## Aim of the exercise:
Each line containing the word "DASH" needs to be copied.

## Data in this exercise:
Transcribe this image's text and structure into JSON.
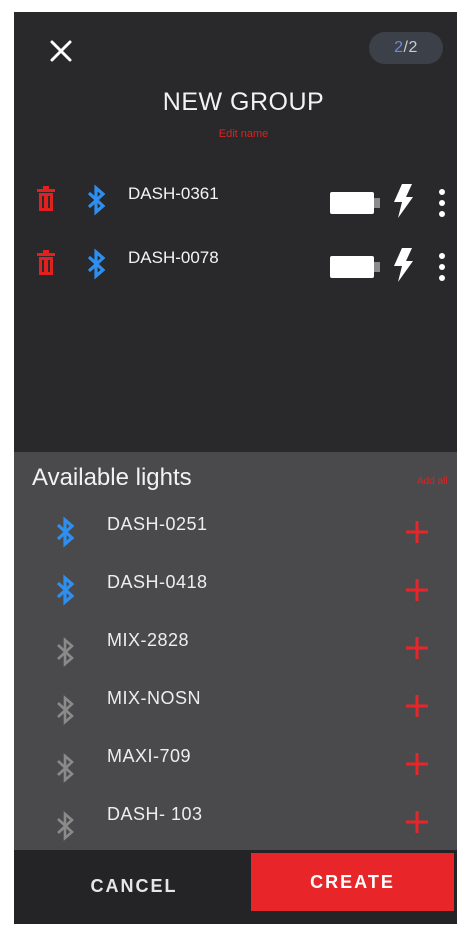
{
  "header": {
    "page_current": "2",
    "page_separator": "/",
    "page_total": "2"
  },
  "group": {
    "title": "NEW GROUP",
    "edit_name_label": "Edit name"
  },
  "group_lights": [
    {
      "name": "DASH-0361",
      "bluetooth": "connected"
    },
    {
      "name": "DASH-0078",
      "bluetooth": "connected"
    }
  ],
  "available": {
    "title": "Available lights",
    "add_all_label": "Add all",
    "items": [
      {
        "name": "DASH-0251",
        "bluetooth": "connected"
      },
      {
        "name": "DASH-0418",
        "bluetooth": "connected"
      },
      {
        "name": "MIX-2828",
        "bluetooth": "disabled"
      },
      {
        "name": "MIX-NOSN",
        "bluetooth": "disabled"
      },
      {
        "name": "MAXI-709",
        "bluetooth": "disabled"
      },
      {
        "name": "DASH- 103",
        "bluetooth": "disabled"
      }
    ]
  },
  "footer": {
    "cancel_label": "CANCEL",
    "create_label": "CREATE"
  },
  "colors": {
    "accent_red": "#e8262a",
    "bluetooth_blue": "#2f8ff0",
    "bluetooth_gray": "#8a8a8a",
    "background": "#2a2a2c",
    "panel": "#4a4a4c"
  },
  "icons": [
    "close-icon",
    "trash-icon",
    "bluetooth-icon",
    "battery-icon",
    "lightning-bolt-icon",
    "more-vertical-icon",
    "plus-icon"
  ]
}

## Response to the task:
      "name": "DASH-0361",
      "name": "DASH-0078",
        "name": "DASH-0251",
        "name": "DASH-0418",
        "name": "DASH- 103",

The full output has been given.